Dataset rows
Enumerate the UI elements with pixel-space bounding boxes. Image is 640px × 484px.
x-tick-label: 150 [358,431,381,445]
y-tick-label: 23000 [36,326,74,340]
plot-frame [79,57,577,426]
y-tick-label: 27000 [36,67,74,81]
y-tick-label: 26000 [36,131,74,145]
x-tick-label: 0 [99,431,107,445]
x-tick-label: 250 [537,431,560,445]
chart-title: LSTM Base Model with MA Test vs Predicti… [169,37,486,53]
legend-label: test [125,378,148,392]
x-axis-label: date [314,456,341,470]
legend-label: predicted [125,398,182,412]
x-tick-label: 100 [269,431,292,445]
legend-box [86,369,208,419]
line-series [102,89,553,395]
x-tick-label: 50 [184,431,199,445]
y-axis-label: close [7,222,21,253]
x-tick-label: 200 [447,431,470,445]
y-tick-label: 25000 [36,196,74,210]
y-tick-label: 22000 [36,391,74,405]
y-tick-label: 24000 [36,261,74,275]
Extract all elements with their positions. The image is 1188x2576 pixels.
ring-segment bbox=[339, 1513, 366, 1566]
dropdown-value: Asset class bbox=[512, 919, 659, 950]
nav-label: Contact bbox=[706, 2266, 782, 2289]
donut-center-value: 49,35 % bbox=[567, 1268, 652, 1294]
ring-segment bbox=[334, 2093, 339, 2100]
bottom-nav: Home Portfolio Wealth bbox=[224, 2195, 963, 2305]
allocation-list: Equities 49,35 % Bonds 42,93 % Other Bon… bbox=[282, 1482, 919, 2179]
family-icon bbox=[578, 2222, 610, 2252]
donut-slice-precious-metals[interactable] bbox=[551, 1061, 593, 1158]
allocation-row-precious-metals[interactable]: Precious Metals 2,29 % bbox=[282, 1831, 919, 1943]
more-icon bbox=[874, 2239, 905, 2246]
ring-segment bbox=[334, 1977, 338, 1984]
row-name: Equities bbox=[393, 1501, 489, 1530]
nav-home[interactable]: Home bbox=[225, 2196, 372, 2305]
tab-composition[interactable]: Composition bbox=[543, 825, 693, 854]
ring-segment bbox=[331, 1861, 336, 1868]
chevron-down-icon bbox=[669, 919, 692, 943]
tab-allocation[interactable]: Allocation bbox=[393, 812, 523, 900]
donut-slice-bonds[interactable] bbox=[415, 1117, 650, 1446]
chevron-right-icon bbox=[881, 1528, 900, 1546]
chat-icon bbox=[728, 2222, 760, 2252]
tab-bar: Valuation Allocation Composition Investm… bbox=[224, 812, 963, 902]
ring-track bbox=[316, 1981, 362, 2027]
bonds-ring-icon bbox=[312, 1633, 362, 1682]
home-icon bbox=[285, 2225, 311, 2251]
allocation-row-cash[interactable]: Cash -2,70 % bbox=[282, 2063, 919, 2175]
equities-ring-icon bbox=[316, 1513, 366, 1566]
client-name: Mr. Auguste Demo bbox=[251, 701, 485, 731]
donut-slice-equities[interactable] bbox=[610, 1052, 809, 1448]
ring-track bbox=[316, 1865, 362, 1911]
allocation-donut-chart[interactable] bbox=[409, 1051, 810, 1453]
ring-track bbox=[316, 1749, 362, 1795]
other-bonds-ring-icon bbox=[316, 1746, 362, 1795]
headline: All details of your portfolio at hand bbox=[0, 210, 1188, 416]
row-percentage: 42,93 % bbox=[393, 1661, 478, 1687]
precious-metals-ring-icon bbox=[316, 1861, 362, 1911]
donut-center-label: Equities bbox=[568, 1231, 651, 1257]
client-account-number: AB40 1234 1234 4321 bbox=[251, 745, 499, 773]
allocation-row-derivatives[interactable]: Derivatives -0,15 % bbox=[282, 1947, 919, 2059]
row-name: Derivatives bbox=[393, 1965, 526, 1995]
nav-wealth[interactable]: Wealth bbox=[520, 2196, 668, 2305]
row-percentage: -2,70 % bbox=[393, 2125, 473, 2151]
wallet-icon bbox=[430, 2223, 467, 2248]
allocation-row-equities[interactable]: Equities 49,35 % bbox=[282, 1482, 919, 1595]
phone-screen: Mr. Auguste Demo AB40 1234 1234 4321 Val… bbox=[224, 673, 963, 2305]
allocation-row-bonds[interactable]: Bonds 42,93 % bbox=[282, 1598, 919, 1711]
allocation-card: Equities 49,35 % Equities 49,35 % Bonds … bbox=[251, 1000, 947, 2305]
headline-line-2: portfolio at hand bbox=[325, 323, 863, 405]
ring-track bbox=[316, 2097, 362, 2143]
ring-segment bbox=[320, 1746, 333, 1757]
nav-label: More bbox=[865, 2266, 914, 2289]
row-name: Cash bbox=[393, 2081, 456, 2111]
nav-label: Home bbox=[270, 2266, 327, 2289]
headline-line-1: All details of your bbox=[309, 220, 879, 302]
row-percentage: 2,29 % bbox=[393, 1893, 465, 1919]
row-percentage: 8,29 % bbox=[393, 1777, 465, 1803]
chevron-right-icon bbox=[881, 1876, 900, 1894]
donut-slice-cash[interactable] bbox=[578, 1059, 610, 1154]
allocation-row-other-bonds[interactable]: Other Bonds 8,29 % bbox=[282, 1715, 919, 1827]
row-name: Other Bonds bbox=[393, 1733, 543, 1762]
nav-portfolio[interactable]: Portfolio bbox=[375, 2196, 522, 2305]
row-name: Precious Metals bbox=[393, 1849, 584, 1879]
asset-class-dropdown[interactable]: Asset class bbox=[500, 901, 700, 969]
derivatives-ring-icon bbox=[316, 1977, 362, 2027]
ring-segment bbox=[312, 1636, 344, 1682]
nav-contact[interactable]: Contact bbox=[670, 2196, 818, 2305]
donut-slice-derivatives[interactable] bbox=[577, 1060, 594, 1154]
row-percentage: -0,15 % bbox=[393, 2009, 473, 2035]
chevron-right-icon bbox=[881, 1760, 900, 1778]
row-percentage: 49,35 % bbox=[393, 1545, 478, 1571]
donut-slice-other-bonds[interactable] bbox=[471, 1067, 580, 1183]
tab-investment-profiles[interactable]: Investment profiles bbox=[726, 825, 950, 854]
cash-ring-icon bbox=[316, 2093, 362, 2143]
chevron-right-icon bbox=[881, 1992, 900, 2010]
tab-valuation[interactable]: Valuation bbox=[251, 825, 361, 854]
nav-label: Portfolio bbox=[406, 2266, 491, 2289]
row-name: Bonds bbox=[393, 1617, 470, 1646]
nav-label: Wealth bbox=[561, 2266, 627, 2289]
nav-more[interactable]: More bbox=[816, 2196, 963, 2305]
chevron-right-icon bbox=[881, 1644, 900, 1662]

▶ Given problem
Change each "chevron-right-icon" in the items above to "arrow-right-icon", and reproduce the items with every other part unchanged.

▶ Task output
Enumerate the UI elements with pixel-space bounding boxes. Image is 640px × 484px.
x-tick-label: 150 [358,431,381,445]
y-tick-label: 23000 [36,326,74,340]
plot-frame [79,57,577,426]
y-tick-label: 27000 [36,67,74,81]
y-tick-label: 26000 [36,131,74,145]
x-tick-label: 0 [99,431,107,445]
x-tick-label: 250 [537,431,560,445]
chart-title: LSTM Base Model with MA Test vs Predicti… [169,37,486,53]
legend-label: test [125,378,148,392]
x-axis-label: date [314,456,341,470]
legend-label: predicted [125,398,182,412]
x-tick-label: 100 [269,431,292,445]
legend-box [86,369,208,419]
line-series [102,89,553,395]
x-tick-label: 50 [184,431,199,445]
y-axis-label: close [7,222,21,253]
x-tick-label: 200 [447,431,470,445]
y-tick-label: 25000 [36,196,74,210]
y-tick-label: 22000 [36,391,74,405]
y-tick-label: 24000 [36,261,74,275]
Extract all elements with their positions. The image is 1188x2576 pixels.
ring-segment bbox=[339, 1513, 366, 1566]
dropdown-value: Asset class bbox=[512, 919, 659, 950]
nav-label: Contact bbox=[706, 2266, 782, 2289]
donut-center-value: 49,35 % bbox=[567, 1268, 652, 1294]
ring-segment bbox=[334, 2093, 339, 2100]
bottom-nav: Home Portfolio Wealth bbox=[224, 2195, 963, 2305]
allocation-list: Equities 49,35 % Bonds 42,93 % Other Bon… bbox=[282, 1482, 919, 2179]
family-icon bbox=[578, 2222, 610, 2252]
donut-slice-precious-metals[interactable] bbox=[551, 1061, 593, 1158]
allocation-row-precious-metals[interactable]: Precious Metals 2,29 % bbox=[282, 1831, 919, 1943]
more-icon bbox=[874, 2239, 905, 2246]
ring-segment bbox=[334, 1977, 338, 1984]
row-name: Equities bbox=[393, 1501, 489, 1530]
nav-home[interactable]: Home bbox=[225, 2196, 372, 2305]
tab-composition[interactable]: Composition bbox=[543, 825, 693, 854]
ring-segment bbox=[331, 1861, 336, 1868]
chevron-down-icon bbox=[669, 919, 692, 943]
tab-allocation[interactable]: Allocation bbox=[393, 812, 523, 900]
donut-slice-bonds[interactable] bbox=[415, 1117, 650, 1446]
arrow-right-icon bbox=[881, 1528, 900, 1546]
chat-icon bbox=[728, 2222, 760, 2252]
tab-bar: Valuation Allocation Composition Investm… bbox=[224, 812, 963, 902]
ring-track bbox=[316, 1981, 362, 2027]
bonds-ring-icon bbox=[312, 1633, 362, 1682]
home-icon bbox=[285, 2225, 311, 2251]
allocation-row-cash[interactable]: Cash -2,70 % bbox=[282, 2063, 919, 2175]
equities-ring-icon bbox=[316, 1513, 366, 1566]
client-name: Mr. Auguste Demo bbox=[251, 701, 485, 731]
donut-slice-equities[interactable] bbox=[610, 1052, 809, 1448]
ring-track bbox=[316, 1865, 362, 1911]
allocation-donut-chart[interactable] bbox=[409, 1051, 810, 1453]
ring-track bbox=[316, 1749, 362, 1795]
other-bonds-ring-icon bbox=[316, 1746, 362, 1795]
headline: All details of your portfolio at hand bbox=[0, 210, 1188, 416]
row-percentage: 42,93 % bbox=[393, 1661, 478, 1687]
precious-metals-ring-icon bbox=[316, 1861, 362, 1911]
donut-center-label: Equities bbox=[568, 1231, 651, 1257]
client-account-number: AB40 1234 1234 4321 bbox=[251, 745, 499, 773]
allocation-row-derivatives[interactable]: Derivatives -0,15 % bbox=[282, 1947, 919, 2059]
row-name: Derivatives bbox=[393, 1965, 526, 1995]
nav-wealth[interactable]: Wealth bbox=[520, 2196, 668, 2305]
row-percentage: -2,70 % bbox=[393, 2125, 473, 2151]
wallet-icon bbox=[430, 2223, 467, 2248]
allocation-row-equities[interactable]: Equities 49,35 % bbox=[282, 1482, 919, 1595]
phone-screen: Mr. Auguste Demo AB40 1234 1234 4321 Val… bbox=[224, 673, 963, 2305]
allocation-row-bonds[interactable]: Bonds 42,93 % bbox=[282, 1598, 919, 1711]
allocation-card: Equities 49,35 % Equities 49,35 % Bonds … bbox=[251, 1000, 947, 2305]
headline-line-2: portfolio at hand bbox=[325, 323, 863, 405]
ring-track bbox=[316, 2097, 362, 2143]
ring-segment bbox=[320, 1746, 333, 1757]
nav-label: More bbox=[865, 2266, 914, 2289]
row-name: Cash bbox=[393, 2081, 456, 2111]
nav-label: Home bbox=[270, 2266, 327, 2289]
headline-line-1: All details of your bbox=[309, 220, 879, 302]
row-percentage: 2,29 % bbox=[393, 1893, 465, 1919]
row-percentage: 8,29 % bbox=[393, 1777, 465, 1803]
arrow-right-icon bbox=[881, 1876, 900, 1894]
donut-slice-cash[interactable] bbox=[578, 1059, 610, 1154]
allocation-row-other-bonds[interactable]: Other Bonds 8,29 % bbox=[282, 1715, 919, 1827]
row-name: Other Bonds bbox=[393, 1733, 543, 1762]
nav-portfolio[interactable]: Portfolio bbox=[375, 2196, 522, 2305]
row-name: Precious Metals bbox=[393, 1849, 584, 1879]
asset-class-dropdown[interactable]: Asset class bbox=[500, 901, 700, 969]
derivatives-ring-icon bbox=[316, 1977, 362, 2027]
ring-segment bbox=[312, 1636, 344, 1682]
nav-contact[interactable]: Contact bbox=[670, 2196, 818, 2305]
donut-slice-derivatives[interactable] bbox=[577, 1060, 594, 1154]
row-percentage: -0,15 % bbox=[393, 2009, 473, 2035]
arrow-right-icon bbox=[881, 1760, 900, 1778]
row-percentage: 49,35 % bbox=[393, 1545, 478, 1571]
donut-slice-other-bonds[interactable] bbox=[471, 1067, 580, 1183]
tab-investment-profiles[interactable]: Investment profiles bbox=[726, 825, 950, 854]
cash-ring-icon bbox=[316, 2093, 362, 2143]
arrow-right-icon bbox=[881, 1992, 900, 2010]
tab-valuation[interactable]: Valuation bbox=[251, 825, 361, 854]
nav-label: Portfolio bbox=[406, 2266, 491, 2289]
row-name: Bonds bbox=[393, 1617, 470, 1646]
nav-label: Wealth bbox=[561, 2266, 627, 2289]
nav-more[interactable]: More bbox=[816, 2196, 963, 2305]
arrow-right-icon bbox=[881, 1644, 900, 1662]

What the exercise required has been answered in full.